TASK OBJECTIVE: Print out each entry below exactly, please.

DATA FOR THIS TASK:
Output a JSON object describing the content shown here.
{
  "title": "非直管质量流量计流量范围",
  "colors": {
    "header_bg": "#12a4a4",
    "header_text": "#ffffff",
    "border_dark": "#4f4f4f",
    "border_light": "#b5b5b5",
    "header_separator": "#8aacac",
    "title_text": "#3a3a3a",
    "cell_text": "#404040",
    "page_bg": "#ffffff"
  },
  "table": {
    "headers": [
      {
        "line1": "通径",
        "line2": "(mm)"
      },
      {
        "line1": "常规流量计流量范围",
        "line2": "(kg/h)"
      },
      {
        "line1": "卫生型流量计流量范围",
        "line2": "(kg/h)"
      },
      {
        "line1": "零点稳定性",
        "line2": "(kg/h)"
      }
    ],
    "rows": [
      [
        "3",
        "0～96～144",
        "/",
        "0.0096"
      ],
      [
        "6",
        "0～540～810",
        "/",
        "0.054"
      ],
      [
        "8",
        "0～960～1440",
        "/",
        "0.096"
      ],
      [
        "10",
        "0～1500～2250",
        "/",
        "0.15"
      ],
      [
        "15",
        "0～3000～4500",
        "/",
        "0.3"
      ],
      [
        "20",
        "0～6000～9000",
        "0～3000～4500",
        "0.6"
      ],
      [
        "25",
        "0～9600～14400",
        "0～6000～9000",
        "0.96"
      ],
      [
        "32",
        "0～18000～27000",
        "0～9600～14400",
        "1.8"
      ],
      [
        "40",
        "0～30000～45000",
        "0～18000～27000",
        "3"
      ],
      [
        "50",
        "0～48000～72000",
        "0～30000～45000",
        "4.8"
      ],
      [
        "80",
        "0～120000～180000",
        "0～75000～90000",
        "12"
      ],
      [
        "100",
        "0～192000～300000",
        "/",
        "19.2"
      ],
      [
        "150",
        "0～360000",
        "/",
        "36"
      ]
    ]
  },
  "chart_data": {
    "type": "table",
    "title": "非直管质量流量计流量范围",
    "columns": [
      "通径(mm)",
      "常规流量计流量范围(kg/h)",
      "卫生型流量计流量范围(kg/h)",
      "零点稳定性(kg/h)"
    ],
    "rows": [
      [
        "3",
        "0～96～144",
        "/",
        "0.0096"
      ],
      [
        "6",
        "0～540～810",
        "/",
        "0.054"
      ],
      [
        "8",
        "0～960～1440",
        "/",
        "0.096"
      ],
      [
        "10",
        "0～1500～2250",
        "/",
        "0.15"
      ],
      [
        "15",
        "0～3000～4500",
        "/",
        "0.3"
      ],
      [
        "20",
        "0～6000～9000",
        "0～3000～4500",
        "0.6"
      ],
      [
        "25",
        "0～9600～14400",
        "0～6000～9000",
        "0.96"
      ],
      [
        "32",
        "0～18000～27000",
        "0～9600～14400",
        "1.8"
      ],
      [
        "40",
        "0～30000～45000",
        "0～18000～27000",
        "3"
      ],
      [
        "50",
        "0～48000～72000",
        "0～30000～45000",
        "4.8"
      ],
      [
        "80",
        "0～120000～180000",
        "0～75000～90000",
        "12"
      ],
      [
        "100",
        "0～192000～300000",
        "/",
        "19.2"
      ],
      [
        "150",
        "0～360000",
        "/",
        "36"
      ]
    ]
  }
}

SOLUTION:
Output a JSON object describing the content shown here.
{
  "title": "非直管质量流量计流量范围",
  "colors": {
    "header_bg": "#12a4a4",
    "header_text": "#ffffff",
    "border_dark": "#4f4f4f",
    "border_light": "#b5b5b5",
    "header_separator": "#8aacac",
    "title_text": "#3a3a3a",
    "cell_text": "#404040",
    "page_bg": "#ffffff"
  },
  "table": {
    "headers": [
      {
        "line1": "通径",
        "line2": "(mm)"
      },
      {
        "line1": "常规流量计流量范围",
        "line2": "(kg/h)"
      },
      {
        "line1": "卫生型流量计流量范围",
        "line2": "(kg/h)"
      },
      {
        "line1": "零点稳定性",
        "line2": "(kg/h)"
      }
    ],
    "rows": [
      [
        "3",
        "0～96～144",
        "/",
        "0.0096"
      ],
      [
        "6",
        "0～540～810",
        "/",
        "0.054"
      ],
      [
        "8",
        "0～960～1440",
        "/",
        "0.096"
      ],
      [
        "10",
        "0～1500～2250",
        "/",
        "0.15"
      ],
      [
        "15",
        "0～3000～4500",
        "/",
        "0.3"
      ],
      [
        "20",
        "0～6000～9000",
        "0～3000～4500",
        "0.6"
      ],
      [
        "25",
        "0～9600～14400",
        "0～6000～9000",
        "0.96"
      ],
      [
        "32",
        "0～18000～27000",
        "0～9600～14400",
        "1.8"
      ],
      [
        "40",
        "0～30000～45000",
        "0～18000～27000",
        "3"
      ],
      [
        "50",
        "0～48000～72000",
        "0～30000～45000",
        "4.8"
      ],
      [
        "80",
        "0～120000～180000",
        "0～75000～90000",
        "12"
      ],
      [
        "100",
        "0～192000～300000",
        "/",
        "19.2"
      ],
      [
        "150",
        "0～360000",
        "/",
        "36"
      ]
    ]
  },
  "chart_data": {
    "type": "table",
    "title": "非直管质量流量计流量范围",
    "columns": [
      "通径(mm)",
      "常规流量计流量范围(kg/h)",
      "卫生型流量计流量范围(kg/h)",
      "零点稳定性(kg/h)"
    ],
    "rows": [
      [
        "3",
        "0～96～144",
        "/",
        "0.0096"
      ],
      [
        "6",
        "0～540～810",
        "/",
        "0.054"
      ],
      [
        "8",
        "0～960～1440",
        "/",
        "0.096"
      ],
      [
        "10",
        "0～1500～2250",
        "/",
        "0.15"
      ],
      [
        "15",
        "0～3000～4500",
        "/",
        "0.3"
      ],
      [
        "20",
        "0～6000～9000",
        "0～3000～4500",
        "0.6"
      ],
      [
        "25",
        "0～9600～14400",
        "0～6000～9000",
        "0.96"
      ],
      [
        "32",
        "0～18000～27000",
        "0～9600～14400",
        "1.8"
      ],
      [
        "40",
        "0～30000～45000",
        "0～18000～27000",
        "3"
      ],
      [
        "50",
        "0～48000～72000",
        "0～30000～45000",
        "4.8"
      ],
      [
        "80",
        "0～120000～180000",
        "0～75000～90000",
        "12"
      ],
      [
        "100",
        "0～192000～300000",
        "/",
        "19.2"
      ],
      [
        "150",
        "0～360000",
        "/",
        "36"
      ]
    ]
  }
}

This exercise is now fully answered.